# start of Dataset entries

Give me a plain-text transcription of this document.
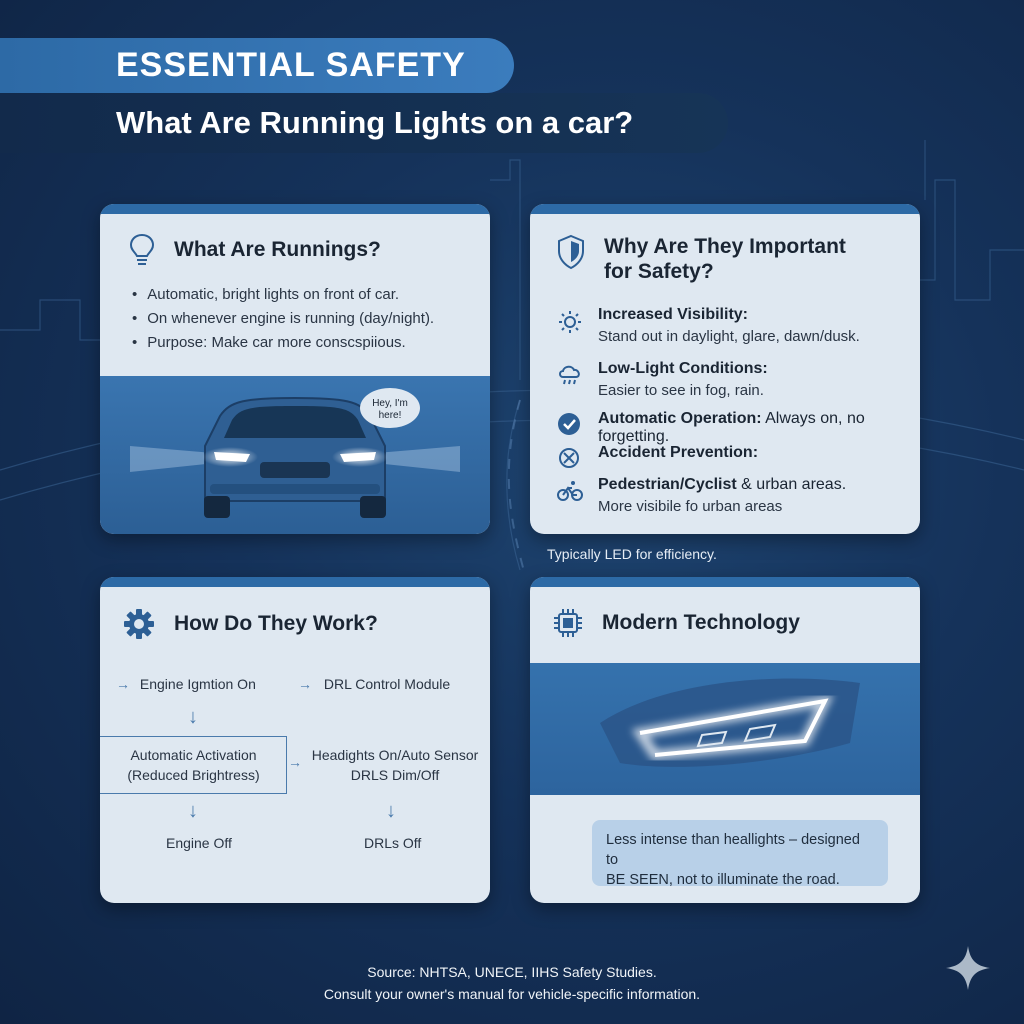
ESSENTIAL SAFETY
What Are Running Lights on a car?
What Are Runnings?
• Automatic, bright lights on front of car.
• On whenever engine is running (day/night).
• Purpose: Make car more conscspiious.
Hey, I'm
here!
Why Are They Important
for Safety?
Increased Visibility:
Stand out in daylight, glare, dawn/dusk.
Low-Light Conditions:
Easier to see in fog, rain.
Automatic Operation: Always on, no forgetting.
Accident Prevention:
Pedestrian/Cyclist & urban areas.
More visibile fo urban areas
Typically LED for efficiency.
How Do They Work?
→ Engine Igmtion On	→ DRL Control Module
↓
Automatic Activation
(Reduced Brightress)
→ Headights On/Auto Sensor
DRLS Dim/Off
↓	↓
Engine Off	DRLs Off
Modern Technology
Less intense than heallights – designed to
BE SEEN, not to illuminate the road.
Source: NHTSA, UNECE, IIHS Safety Studies.
Consult your owner's manual for vehicle-specific information.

# end of Dataset entries

The exercise >>
All of the records above must be copied exactly, except for the pictures.

Solution >>
Give me a plain-text transcription of this document.
ESSENTIAL SAFETY
What Are Running Lights on a car?
What Are Runnings?
• Automatic, bright lights on front of car.
• On whenever engine is running (day/night).
• Purpose: Make car more conscspiious.
Hey, I'm
here!
Why Are They Important
for Safety?
Increased Visibility:
Stand out in daylight, glare, dawn/dusk.
Low-Light Conditions:
Easier to see in fog, rain.
Automatic Operation: Always on, no forgetting.
Accident Prevention:
Pedestrian/Cyclist & urban areas.
More visibile fo urban areas
Typically LED for efficiency.
How Do They Work?
→ Engine Igmtion On	→ DRL Control Module
↓
Automatic Activation
(Reduced Brightress)
→ Headights On/Auto Sensor
DRLS Dim/Off
↓	↓
Engine Off	DRLs Off
Modern Technology
Less intense than heallights – designed to
BE SEEN, not to illuminate the road.
Source: NHTSA, UNECE, IIHS Safety Studies.
Consult your owner's manual for vehicle-specific information.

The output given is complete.